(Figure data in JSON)
::::::::

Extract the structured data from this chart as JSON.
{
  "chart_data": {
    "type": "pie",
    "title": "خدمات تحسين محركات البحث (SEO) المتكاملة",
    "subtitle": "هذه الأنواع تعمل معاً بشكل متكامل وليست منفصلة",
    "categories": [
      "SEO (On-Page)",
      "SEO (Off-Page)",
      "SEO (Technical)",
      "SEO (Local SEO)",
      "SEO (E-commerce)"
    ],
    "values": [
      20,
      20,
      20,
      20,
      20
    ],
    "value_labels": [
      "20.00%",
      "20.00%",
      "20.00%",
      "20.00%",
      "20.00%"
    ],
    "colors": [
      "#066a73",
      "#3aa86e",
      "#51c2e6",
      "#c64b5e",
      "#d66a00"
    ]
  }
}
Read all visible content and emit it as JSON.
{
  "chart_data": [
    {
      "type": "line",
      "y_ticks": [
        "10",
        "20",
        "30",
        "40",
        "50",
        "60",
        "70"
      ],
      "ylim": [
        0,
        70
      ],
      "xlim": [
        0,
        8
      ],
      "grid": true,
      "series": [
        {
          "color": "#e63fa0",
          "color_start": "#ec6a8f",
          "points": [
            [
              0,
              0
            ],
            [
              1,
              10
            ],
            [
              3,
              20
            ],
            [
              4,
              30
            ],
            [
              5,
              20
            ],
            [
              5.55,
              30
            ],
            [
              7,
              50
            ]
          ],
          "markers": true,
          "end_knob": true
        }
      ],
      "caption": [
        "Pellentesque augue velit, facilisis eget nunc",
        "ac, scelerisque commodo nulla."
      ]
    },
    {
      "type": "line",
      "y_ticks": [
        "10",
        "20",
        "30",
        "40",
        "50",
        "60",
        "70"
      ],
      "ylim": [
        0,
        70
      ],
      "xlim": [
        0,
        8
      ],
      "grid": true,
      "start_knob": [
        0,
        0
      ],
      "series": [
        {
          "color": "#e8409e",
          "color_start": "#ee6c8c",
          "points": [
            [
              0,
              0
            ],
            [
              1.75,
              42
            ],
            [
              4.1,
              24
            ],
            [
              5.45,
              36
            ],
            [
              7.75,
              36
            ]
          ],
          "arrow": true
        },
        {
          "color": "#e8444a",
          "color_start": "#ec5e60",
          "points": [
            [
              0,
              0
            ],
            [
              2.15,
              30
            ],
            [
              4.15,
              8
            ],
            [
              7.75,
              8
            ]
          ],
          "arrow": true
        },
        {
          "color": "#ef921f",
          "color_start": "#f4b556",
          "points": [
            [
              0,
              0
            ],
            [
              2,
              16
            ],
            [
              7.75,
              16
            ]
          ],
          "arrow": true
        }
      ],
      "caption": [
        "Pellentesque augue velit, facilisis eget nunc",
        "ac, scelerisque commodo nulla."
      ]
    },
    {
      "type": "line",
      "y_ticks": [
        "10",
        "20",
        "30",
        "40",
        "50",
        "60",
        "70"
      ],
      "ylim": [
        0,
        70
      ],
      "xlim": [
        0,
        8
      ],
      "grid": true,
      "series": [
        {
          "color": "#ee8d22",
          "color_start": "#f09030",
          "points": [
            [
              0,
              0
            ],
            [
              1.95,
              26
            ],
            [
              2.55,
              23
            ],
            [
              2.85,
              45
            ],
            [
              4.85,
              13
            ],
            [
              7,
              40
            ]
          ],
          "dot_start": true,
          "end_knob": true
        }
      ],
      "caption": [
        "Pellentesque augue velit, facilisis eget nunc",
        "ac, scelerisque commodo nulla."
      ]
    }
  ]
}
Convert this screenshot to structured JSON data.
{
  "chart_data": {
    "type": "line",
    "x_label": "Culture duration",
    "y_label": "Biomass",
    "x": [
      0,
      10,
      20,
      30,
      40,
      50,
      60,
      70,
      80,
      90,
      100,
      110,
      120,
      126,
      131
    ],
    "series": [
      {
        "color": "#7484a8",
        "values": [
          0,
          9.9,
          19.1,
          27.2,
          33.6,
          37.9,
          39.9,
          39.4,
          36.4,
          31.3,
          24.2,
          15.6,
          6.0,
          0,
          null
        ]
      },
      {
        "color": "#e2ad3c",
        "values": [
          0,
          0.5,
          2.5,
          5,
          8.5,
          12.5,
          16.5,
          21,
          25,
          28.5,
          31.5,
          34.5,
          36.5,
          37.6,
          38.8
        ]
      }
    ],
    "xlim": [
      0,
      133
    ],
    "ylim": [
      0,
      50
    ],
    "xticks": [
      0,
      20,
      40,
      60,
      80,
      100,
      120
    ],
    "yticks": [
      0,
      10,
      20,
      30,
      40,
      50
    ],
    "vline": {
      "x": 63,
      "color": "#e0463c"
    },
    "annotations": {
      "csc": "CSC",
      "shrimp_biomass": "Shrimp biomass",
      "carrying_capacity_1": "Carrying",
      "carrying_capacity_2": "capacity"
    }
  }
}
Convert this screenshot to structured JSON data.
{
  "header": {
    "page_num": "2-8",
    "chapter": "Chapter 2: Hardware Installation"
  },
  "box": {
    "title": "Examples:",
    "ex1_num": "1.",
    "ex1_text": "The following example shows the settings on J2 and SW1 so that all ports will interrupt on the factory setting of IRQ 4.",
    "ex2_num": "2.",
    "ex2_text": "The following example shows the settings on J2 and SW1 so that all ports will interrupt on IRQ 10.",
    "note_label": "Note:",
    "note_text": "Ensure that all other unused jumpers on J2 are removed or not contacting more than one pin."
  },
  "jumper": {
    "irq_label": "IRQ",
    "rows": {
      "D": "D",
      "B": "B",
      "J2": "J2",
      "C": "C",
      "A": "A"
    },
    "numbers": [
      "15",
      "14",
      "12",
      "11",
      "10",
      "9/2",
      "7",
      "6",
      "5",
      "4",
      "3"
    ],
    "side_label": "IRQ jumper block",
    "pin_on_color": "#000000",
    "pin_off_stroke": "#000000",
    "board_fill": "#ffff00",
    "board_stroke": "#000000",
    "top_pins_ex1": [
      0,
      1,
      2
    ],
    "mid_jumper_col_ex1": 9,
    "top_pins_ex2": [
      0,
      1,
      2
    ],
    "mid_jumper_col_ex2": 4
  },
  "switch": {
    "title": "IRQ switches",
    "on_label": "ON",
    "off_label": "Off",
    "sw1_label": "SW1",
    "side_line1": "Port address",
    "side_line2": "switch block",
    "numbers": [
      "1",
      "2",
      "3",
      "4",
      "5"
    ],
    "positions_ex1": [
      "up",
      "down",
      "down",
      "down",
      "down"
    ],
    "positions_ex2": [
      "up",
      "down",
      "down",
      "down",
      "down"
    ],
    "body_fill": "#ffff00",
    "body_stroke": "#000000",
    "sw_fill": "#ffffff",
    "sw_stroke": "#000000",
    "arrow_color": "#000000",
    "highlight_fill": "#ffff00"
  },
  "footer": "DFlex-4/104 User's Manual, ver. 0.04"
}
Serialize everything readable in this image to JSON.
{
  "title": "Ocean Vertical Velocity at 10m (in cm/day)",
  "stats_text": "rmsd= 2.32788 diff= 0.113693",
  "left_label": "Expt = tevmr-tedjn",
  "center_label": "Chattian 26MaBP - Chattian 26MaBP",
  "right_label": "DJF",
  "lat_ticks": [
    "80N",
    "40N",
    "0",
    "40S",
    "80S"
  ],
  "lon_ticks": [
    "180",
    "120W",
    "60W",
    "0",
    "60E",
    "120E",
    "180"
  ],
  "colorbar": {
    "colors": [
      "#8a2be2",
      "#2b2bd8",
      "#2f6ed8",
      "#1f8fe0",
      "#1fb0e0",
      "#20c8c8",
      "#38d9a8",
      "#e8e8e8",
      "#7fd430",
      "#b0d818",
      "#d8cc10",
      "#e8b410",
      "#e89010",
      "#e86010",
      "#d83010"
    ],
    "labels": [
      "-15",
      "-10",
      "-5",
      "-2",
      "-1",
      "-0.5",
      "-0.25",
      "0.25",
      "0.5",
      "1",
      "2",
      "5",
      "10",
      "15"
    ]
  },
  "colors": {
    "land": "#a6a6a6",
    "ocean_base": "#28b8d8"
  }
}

::::::::

### What the task requires
Your task is to extract the lines running from the one with "Serialize everything readable" to the end of the material, inclusive, copying each exactly and adding nothing.

### Response below
Serialize everything readable in this image to JSON.
{
  "title": "Ocean Vertical Velocity at 10m (in cm/day)",
  "stats_text": "rmsd= 2.32788 diff= 0.113693",
  "left_label": "Expt = tevmr-tedjn",
  "center_label": "Chattian 26MaBP - Chattian 26MaBP",
  "right_label": "DJF",
  "lat_ticks": [
    "80N",
    "40N",
    "0",
    "40S",
    "80S"
  ],
  "lon_ticks": [
    "180",
    "120W",
    "60W",
    "0",
    "60E",
    "120E",
    "180"
  ],
  "colorbar": {
    "colors": [
      "#8a2be2",
      "#2b2bd8",
      "#2f6ed8",
      "#1f8fe0",
      "#1fb0e0",
      "#20c8c8",
      "#38d9a8",
      "#e8e8e8",
      "#7fd430",
      "#b0d818",
      "#d8cc10",
      "#e8b410",
      "#e89010",
      "#e86010",
      "#d83010"
    ],
    "labels": [
      "-15",
      "-10",
      "-5",
      "-2",
      "-1",
      "-0.5",
      "-0.25",
      "0.25",
      "0.5",
      "1",
      "2",
      "5",
      "10",
      "15"
    ]
  },
  "colors": {
    "land": "#a6a6a6",
    "ocean_base": "#28b8d8"
  }
}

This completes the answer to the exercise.